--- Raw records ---
-*-*-

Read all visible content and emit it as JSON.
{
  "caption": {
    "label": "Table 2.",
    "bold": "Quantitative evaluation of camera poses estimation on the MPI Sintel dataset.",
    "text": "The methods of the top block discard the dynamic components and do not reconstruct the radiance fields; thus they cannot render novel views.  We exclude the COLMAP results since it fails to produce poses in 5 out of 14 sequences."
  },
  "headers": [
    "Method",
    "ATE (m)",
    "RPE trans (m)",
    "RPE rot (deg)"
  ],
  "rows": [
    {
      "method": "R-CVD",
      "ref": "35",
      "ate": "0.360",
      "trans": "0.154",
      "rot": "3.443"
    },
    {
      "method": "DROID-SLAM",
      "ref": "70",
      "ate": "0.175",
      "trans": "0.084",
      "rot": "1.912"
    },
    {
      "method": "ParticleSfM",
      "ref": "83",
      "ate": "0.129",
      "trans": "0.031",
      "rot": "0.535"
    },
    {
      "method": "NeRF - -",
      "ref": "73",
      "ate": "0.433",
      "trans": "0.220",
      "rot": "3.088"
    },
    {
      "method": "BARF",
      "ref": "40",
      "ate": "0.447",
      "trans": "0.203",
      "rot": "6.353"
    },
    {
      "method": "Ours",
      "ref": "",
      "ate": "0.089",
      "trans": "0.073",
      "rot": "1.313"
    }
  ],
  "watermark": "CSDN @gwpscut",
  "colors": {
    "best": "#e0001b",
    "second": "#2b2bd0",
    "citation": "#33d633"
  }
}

-*-*-

--- WORK INSTRUCTIONS ---
Every entry should be output exactly as written, please.

--- RESULT FOR THIS EXERCISE ---
Read all visible content and emit it as JSON.
{
  "caption": {
    "label": "Table 2.",
    "bold": "Quantitative evaluation of camera poses estimation on the MPI Sintel dataset.",
    "text": "The methods of the top block discard the dynamic components and do not reconstruct the radiance fields; thus they cannot render novel views.  We exclude the COLMAP results since it fails to produce poses in 5 out of 14 sequences."
  },
  "headers": [
    "Method",
    "ATE (m)",
    "RPE trans (m)",
    "RPE rot (deg)"
  ],
  "rows": [
    {
      "method": "R-CVD",
      "ref": "35",
      "ate": "0.360",
      "trans": "0.154",
      "rot": "3.443"
    },
    {
      "method": "DROID-SLAM",
      "ref": "70",
      "ate": "0.175",
      "trans": "0.084",
      "rot": "1.912"
    },
    {
      "method": "ParticleSfM",
      "ref": "83",
      "ate": "0.129",
      "trans": "0.031",
      "rot": "0.535"
    },
    {
      "method": "NeRF - -",
      "ref": "73",
      "ate": "0.433",
      "trans": "0.220",
      "rot": "3.088"
    },
    {
      "method": "BARF",
      "ref": "40",
      "ate": "0.447",
      "trans": "0.203",
      "rot": "6.353"
    },
    {
      "method": "Ours",
      "ref": "",
      "ate": "0.089",
      "trans": "0.073",
      "rot": "1.313"
    }
  ],
  "watermark": "CSDN @gwpscut",
  "colors": {
    "best": "#e0001b",
    "second": "#2b2bd0",
    "citation": "#33d633"
  }
}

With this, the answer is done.